Exercise details: Copy out the data below as written; omit any images.

(Dataset entries on figures)
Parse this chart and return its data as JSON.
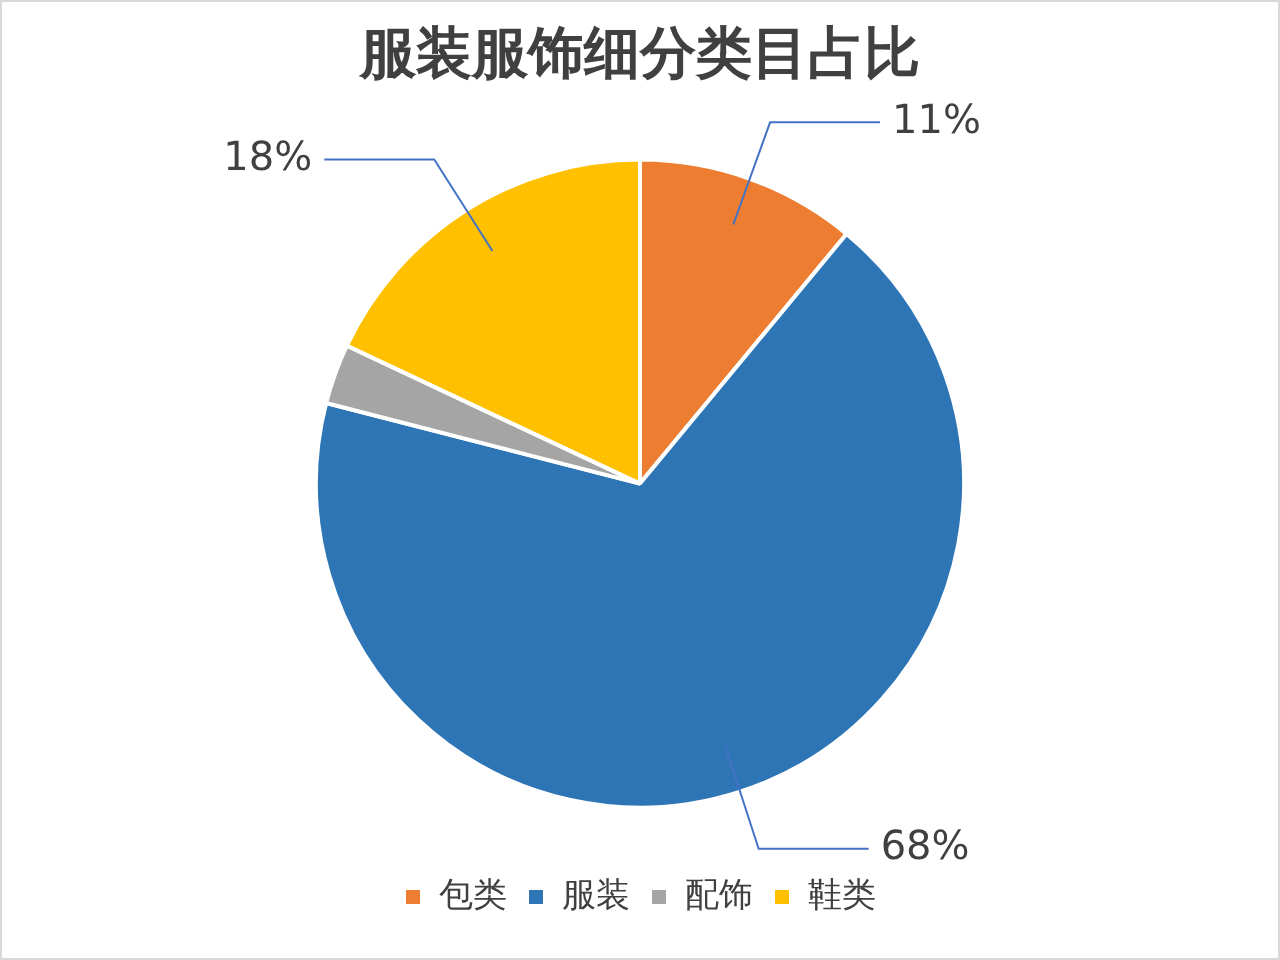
{
  "chart_data": {
    "type": "pie",
    "title": "服装服饰细分类目占比",
    "categories": [
      "包类",
      "服装",
      "配饰",
      "鞋类"
    ],
    "values": [
      11,
      68,
      3,
      18
    ],
    "value_labels": [
      "11%",
      "68%",
      null,
      "18%"
    ],
    "colors": [
      "#ed7d31",
      "#2e75b6",
      "#a5a5a5",
      "#ffc000"
    ],
    "legend": "bottom"
  }
}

The completed task:
Parse this chart and return its data as JSON.
{
  "chart_data": {
    "type": "pie",
    "title": "服装服饰细分类目占比",
    "categories": [
      "包类",
      "服装",
      "配饰",
      "鞋类"
    ],
    "values": [
      11,
      68,
      3,
      18
    ],
    "value_labels": [
      "11%",
      "68%",
      null,
      "18%"
    ],
    "colors": [
      "#ed7d31",
      "#2e75b6",
      "#a5a5a5",
      "#ffc000"
    ],
    "legend": "bottom"
  }
}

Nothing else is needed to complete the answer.